### TRY IT
The answer is every line of the records that holds the word "Bardakov", copied in full.

### INPUT RECORDS
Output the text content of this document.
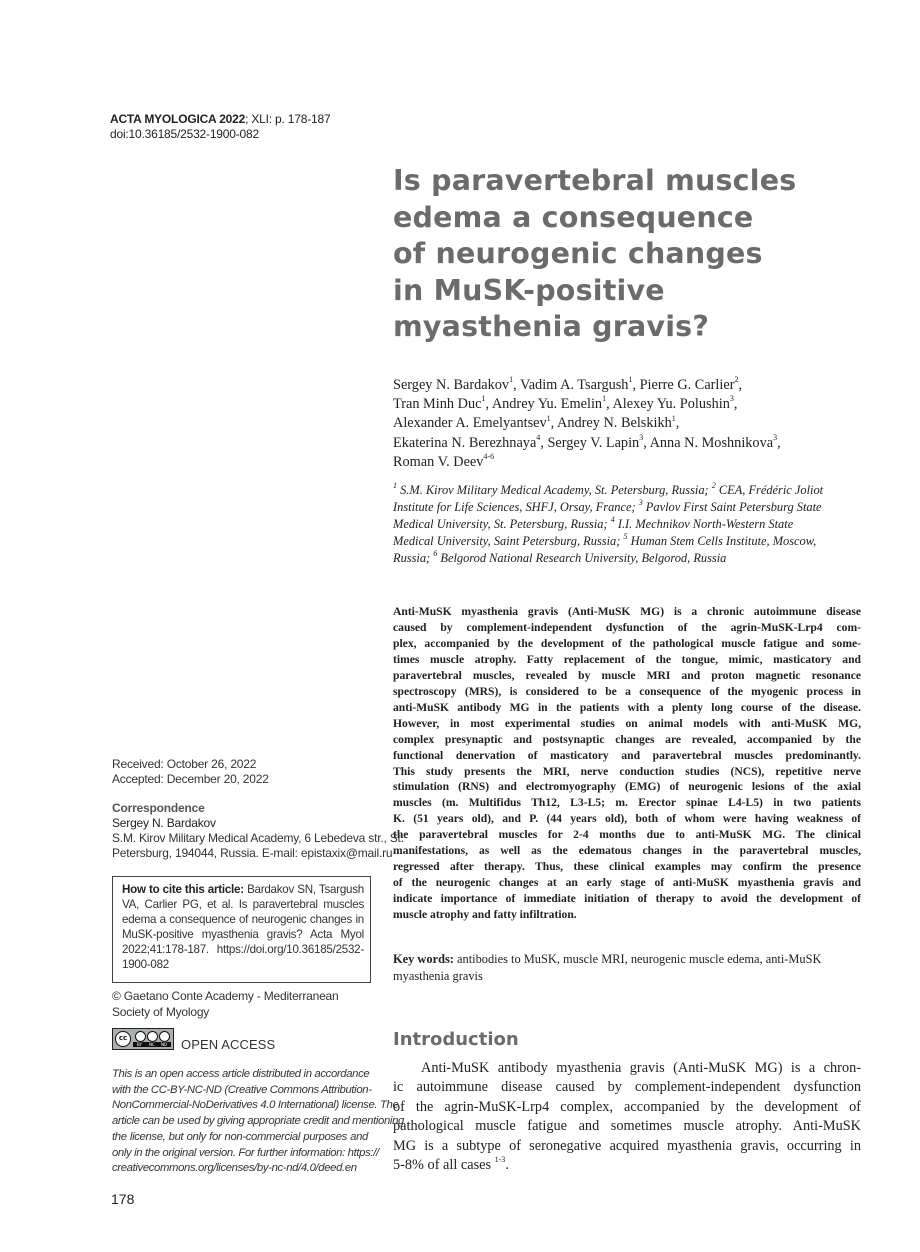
ACTA MYOLOGICA 2022; XLI: p. 178-187
doi:10.36185/2532-1900-082
Is paravertebral muscles
edema a consequence
of neurogenic changes
in MuSK-positive
myasthenia gravis?
Sergey N. Bardakov$^1$, Vadim A. Tsargush$^1$, Pierre G. Carlier$^2$,
Tran Minh Duc$^1$, Andrey Yu. Emelin$^1$, Alexey Yu. Polushin$^3$,
Alexander A. Emelyantsev$^1$, Andrey N. Belskikh$^1$,
Ekaterina N. Berezhnaya$^4$, Sergey V. Lapin$^3$, Anna N. Moshnikova$^3$,
Roman V. Deev$^{4-6}$
$^1$ S.M. Kirov Military Medical Academy, St. Petersburg, Russia; $^2$ CEA, Frédéric Joliot
Institute for Life Sciences, SHFJ, Orsay, France; $^3$ Pavlov First Saint Petersburg State
Medical University, St. Petersburg, Russia; $^4$ I.I. Mechnikov North-Western State
Medical University, Saint Petersburg, Russia; $^5$ Human Stem Cells Institute, Moscow,
Russia; $^6$ Belgorod National Research University, Belgorod, Russia
Anti-MuSK myasthenia gravis (Anti-MuSK MG) is a chronic autoimmune disease
caused by complement-independent dysfunction of the agrin-MuSK-Lrp4 com-
plex, accompanied by the development of the pathological muscle fatigue and some-
times muscle atrophy. Fatty replacement of the tongue, mimic, masticatory and
paravertebral muscles, revealed by muscle MRI and proton magnetic resonance
spectroscopy (MRS), is considered to be a consequence of the myogenic process in
anti-MuSK antibody MG in the patients with a plenty long course of the disease.
However, in most experimental studies on animal models with anti-MuSK MG,
complex presynaptic and postsynaptic changes are revealed, accompanied by the
functional denervation of masticatory and paravertebral muscles predominantly.
This study presents the MRI, nerve conduction studies (NCS), repetitive nerve
stimulation (RNS) and electromyography (EMG) of neurogenic lesions of the axial
muscles (m. Multifidus Th12, L3-L5; m. Erector spinae L4-L5) in two patients
K. (51 years old), and P. (44 years old), both of whom were having weakness of
the paravertebral muscles for 2-4 months due to anti-MuSK MG. The clinical
manifestations, as well as the edematous changes in the paravertebral muscles,
regressed after therapy. Thus, these clinical examples may confirm the presence
of the neurogenic changes at an early stage of anti-MuSK myasthenia gravis and
indicate importance of immediate initiation of therapy to avoid the development of
muscle atrophy and fatty infiltration.
Key words: antibodies to MuSK, muscle MRI, neurogenic muscle edema, anti-MuSK myasthenia gravis
Introduction
Anti-MuSK antibody myasthenia gravis (Anti-MuSK MG) is a chron-
ic autoimmune disease caused by complement-independent dysfunction
of the agrin-MuSK-Lrp4 complex, accompanied by the development of
pathological muscle fatigue and sometimes muscle atrophy. Anti-MuSK
MG is a subtype of seronegative acquired myasthenia gravis, occurring in
5-8% of all cases $^{1-3}$.
Received: October 26, 2022
Accepted: December 20, 2022
Correspondence
Sergey N. Bardakov
S.M. Kirov Military Medical Academy, 6 Lebedeva str., St.
Petersburg, 194044, Russia. E-mail: epistaxix@mail.ru
How to cite this article: Bardakov SN, Tsargush
VA, Carlier PG, et al. Is paravertebral muscles
edema a consequence of neurogenic changes in
MuSK-positive myasthenia gravis? Acta Myol
2022;41:178-187. https://doi.org/10.36185/2532-
1900-082
© Gaetano Conte Academy - Mediterranean Society of Myology
cc
BY NC ND OPEN ACCESS
This is an open access article distributed in accordance
with the CC-BY-NC-ND (Creative Commons Attribution-
NonCommercial-NoDerivatives 4.0 International) license. The
article can be used by giving appropriate credit and mentioning
the license, but only for non-commercial purposes and
only in the original version. For further information: https://
creativecommons.org/licenses/by-nc-nd/4.0/deed.en
178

### TASK RESULT
Sergey N. Bardakov$^1$, Vadim A. Tsargush$^1$, Pierre G. Carlier$^2$,
Sergey N. Bardakov
How to cite this article: Bardakov SN, Tsargush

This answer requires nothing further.